------ SUPPLIED RECORDS ------
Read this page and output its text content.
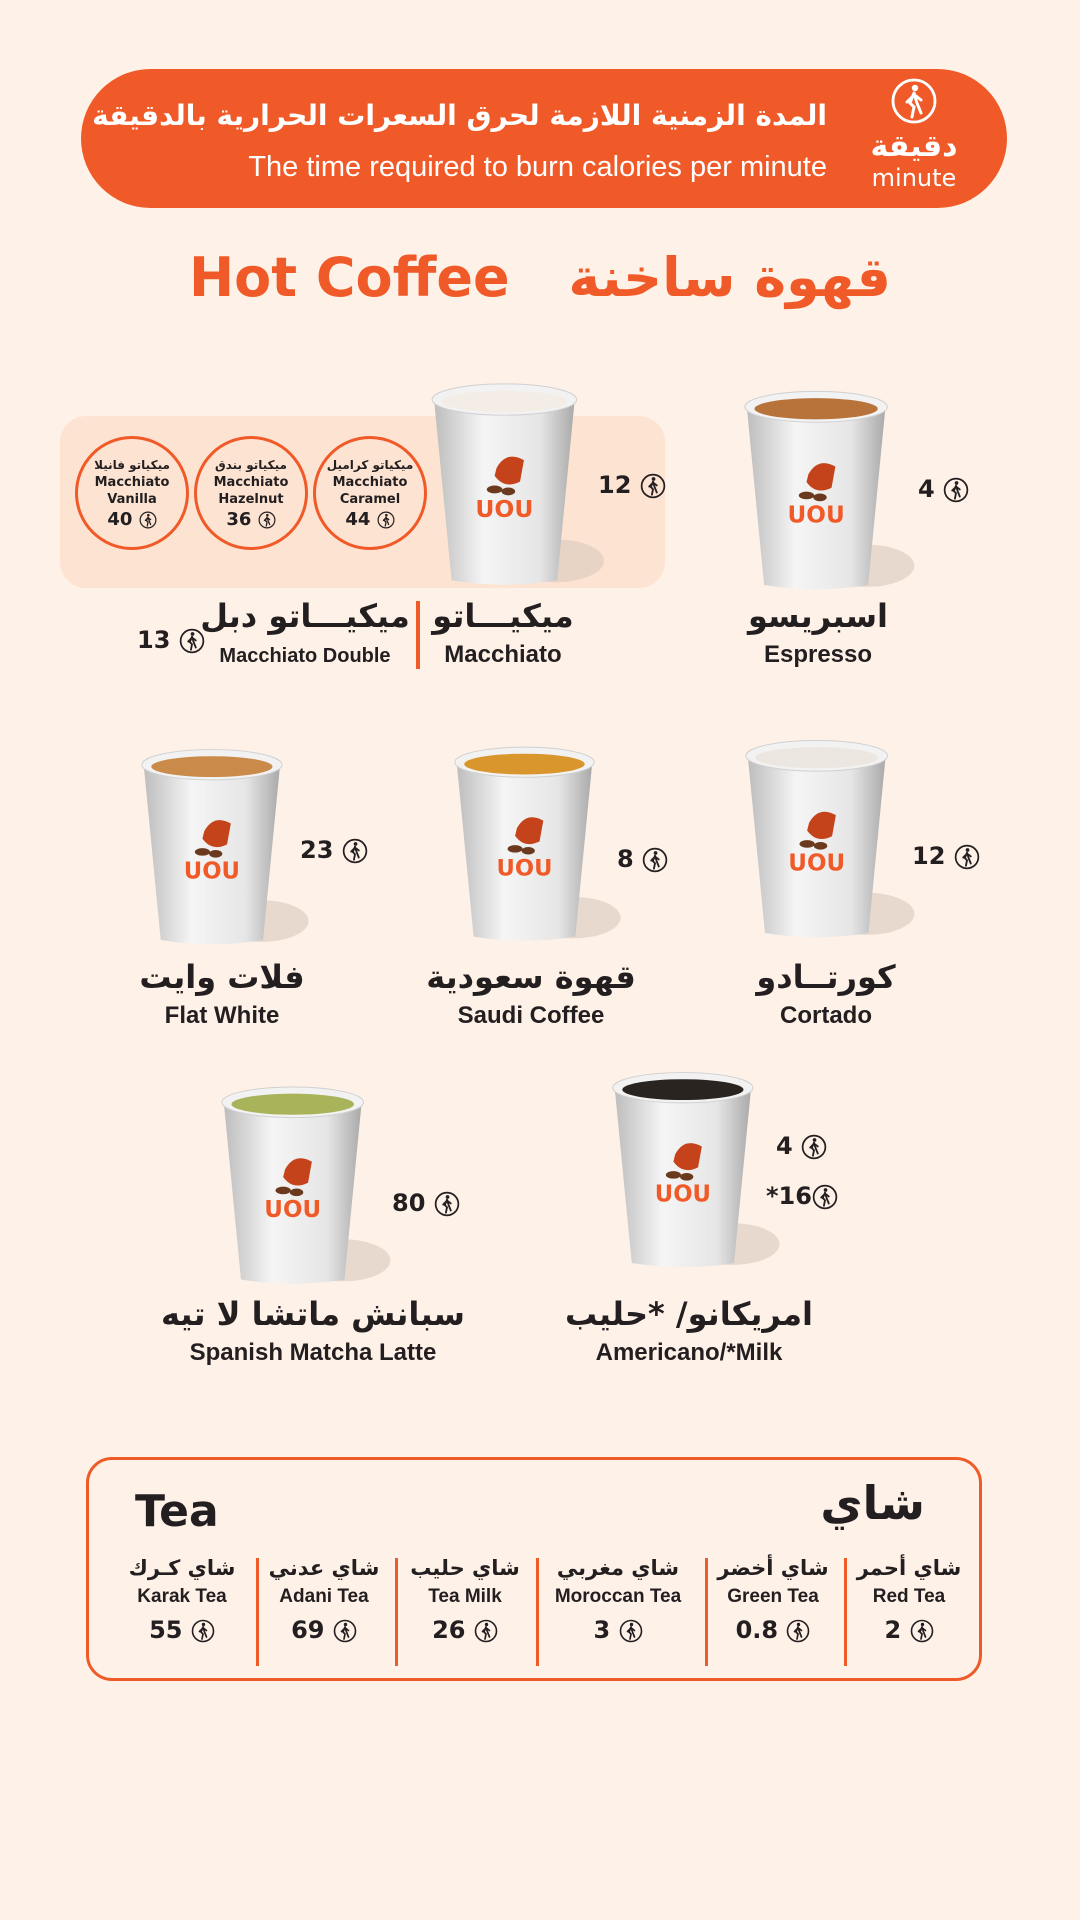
المدة الزمنية اللازمة لحرق السعرات الحرارية بالدقيقة
The time required to burn calories per minute
دقيقة
minute
Hot Coffee قهوة ساخنة
ميكياتو كراميل
Macchiato Caramel
44
ميكياتو بندق
Macchiato Hazelnut
36
ميكياتو فانيلا
Macchiato Vanilla
40	UOU	UOU
UOU	UOU	UOU
UOU
UOU
12
ميكيـــاتو
Macchiato
4
اسبريسو
Espresso
23
فلات وايت
Flat White
8
قهوة سعودية
Saudi Coffee
12
كورتــادو
Cortado
80
سبانش ماتشا لا تيه
Spanish Matcha Latte
4
*16
امريكانو/ *حليب
Americano/*Milk
ميكيـــاتو دبل
Macchiato Double
13
Tea	شاي
شاي أحمر
Red Tea
2
شاي أخضر
Green Tea
0.8
شاي مغربي
Moroccan Tea
3
شاي حليب
Tea Milk
26
شاي عدني
Adani Tea
69
شاي كـرك
Karak Tea
55
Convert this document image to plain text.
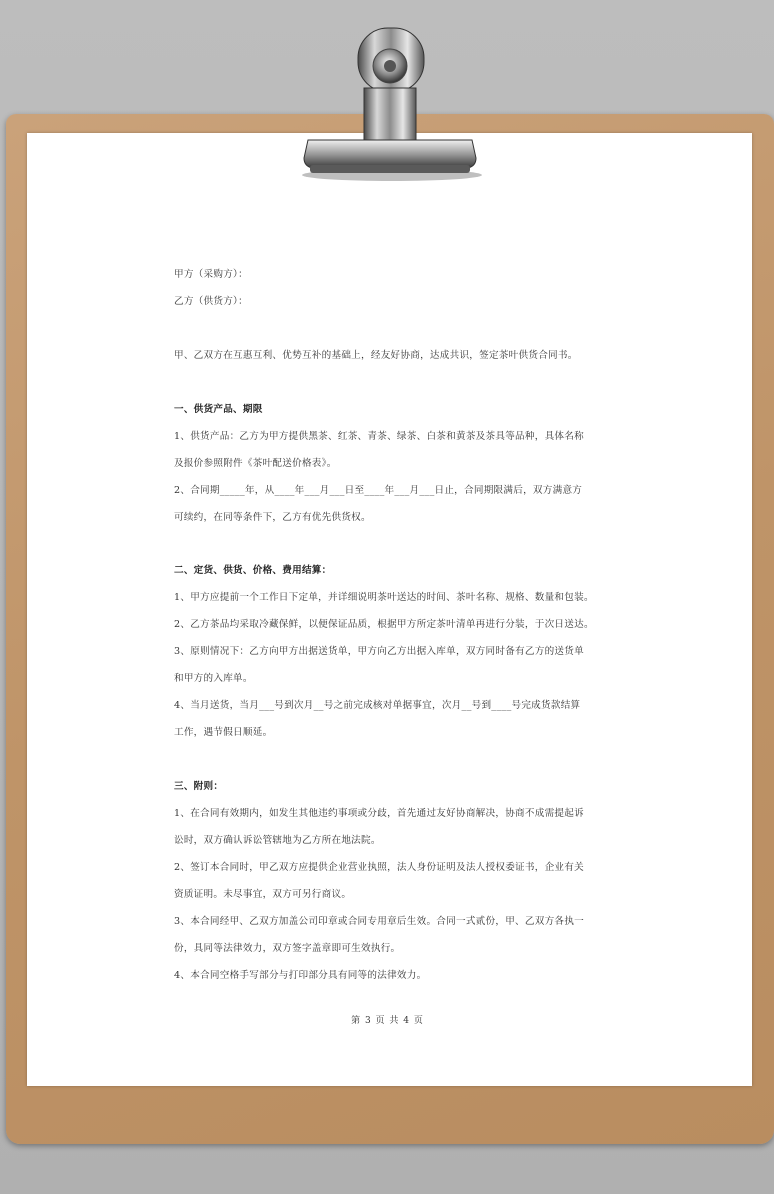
甲方（采购方）：
乙方（供货方）：
甲、乙双方在互惠互利、优势互补的基础上，经友好协商，达成共识，签定茶叶供货合同书。
一、供货产品、期限
1、供货产品：乙方为甲方提供黑茶、红茶、青茶、绿茶、白茶和黄茶及茶具等品种，具体名称
及报价参照附件《茶叶配送价格表》。
2、合同期_____年，从____年___月___日至____年___月___日止，合同期限满后，双方满意方
可续约，在同等条件下，乙方有优先供货权。
二、定货、供货、价格、费用结算：
1、甲方应提前一个工作日下定单，并详细说明茶叶送达的时间、茶叶名称、规格、数量和包装。
2、乙方茶品均采取冷藏保鲜，以便保证品质，根据甲方所定茶叶清单再进行分装，于次日送达。
3、原则情况下：乙方向甲方出据送货单，甲方向乙方出据入库单，双方同时备有乙方的送货单
和甲方的入库单。
4、当月送货，当月___号到次月__号之前完成核对单据事宜，次月__号到____号完成货款结算
工作，遇节假日顺延。
三、附则：
1、在合同有效期内，如发生其他违约事项或分歧，首先通过友好协商解决，协商不成需提起诉
讼时，双方确认诉讼管辖地为乙方所在地法院。
2、签订本合同时，甲乙双方应提供企业营业执照，法人身份证明及法人授权委证书，企业有关
资质证明。未尽事宜，双方可另行商议。
3、本合同经甲、乙双方加盖公司印章或合同专用章后生效。合同一式贰份，甲、乙双方各执一
份，具同等法律效力，双方签字盖章即可生效执行。
4、本合同空格手写部分与打印部分具有同等的法律效力。
第 3 页 共 4 页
------
TASK DIRECTIONS: Reproduce the data word for word, excluding its pictures.

WORKED ANSWER:
Read this page and output its text content.
المدة الزمنية اللازمة لحرق السعرات الحرارية بالدقيقة
The time required to burn calories per minute
دقيقة
minute
Hot Coffee قهوة ساخنة
ميكياتو كراميل
Macchiato Caramel
44
ميكياتو بندق
Macchiato Hazelnut
36
ميكياتو فانيلا
Macchiato Vanilla
40	UOU	UOU
UOU	UOU	UOU
UOU
UOU
12
ميكيـــاتو
Macchiato
4
اسبريسو
Espresso
23
فلات وايت
Flat White
8
قهوة سعودية
Saudi Coffee
12
كورتــادو
Cortado
80
سبانش ماتشا لا تيه
Spanish Matcha Latte
4
*16
امريكانو/ *حليب
Americano/*Milk
ميكيـــاتو دبل
Macchiato Double
13
Tea	شاي
شاي أحمر
Red Tea
2
شاي أخضر
Green Tea
0.8
شاي مغربي
Moroccan Tea
3
شاي حليب
Tea Milk
26
شاي عدني
Adani Tea
69
شاي كـرك
Karak Tea
55
Convert this document image to plain text.
甲方（采购方）：
乙方（供货方）：
甲、乙双方在互惠互利、优势互补的基础上，经友好协商，达成共识，签定茶叶供货合同书。
一、供货产品、期限
1、供货产品：乙方为甲方提供黑茶、红茶、青茶、绿茶、白茶和黄茶及茶具等品种，具体名称
及报价参照附件《茶叶配送价格表》。
2、合同期_____年，从____年___月___日至____年___月___日止，合同期限满后，双方满意方
可续约，在同等条件下，乙方有优先供货权。
二、定货、供货、价格、费用结算：
1、甲方应提前一个工作日下定单，并详细说明茶叶送达的时间、茶叶名称、规格、数量和包装。
2、乙方茶品均采取冷藏保鲜，以便保证品质，根据甲方所定茶叶清单再进行分装，于次日送达。
3、原则情况下：乙方向甲方出据送货单，甲方向乙方出据入库单，双方同时备有乙方的送货单
和甲方的入库单。
4、当月送货，当月___号到次月__号之前完成核对单据事宜，次月__号到____号完成货款结算
工作，遇节假日顺延。
三、附则：
1、在合同有效期内，如发生其他违约事项或分歧，首先通过友好协商解决，协商不成需提起诉
讼时，双方确认诉讼管辖地为乙方所在地法院。
2、签订本合同时，甲乙双方应提供企业营业执照，法人身份证明及法人授权委证书，企业有关
资质证明。未尽事宜，双方可另行商议。
3、本合同经甲、乙双方加盖公司印章或合同专用章后生效。合同一式贰份，甲、乙双方各执一
份，具同等法律效力，双方签字盖章即可生效执行。
4、本合同空格手写部分与打印部分具有同等的法律效力。
第 3 页 共 4 页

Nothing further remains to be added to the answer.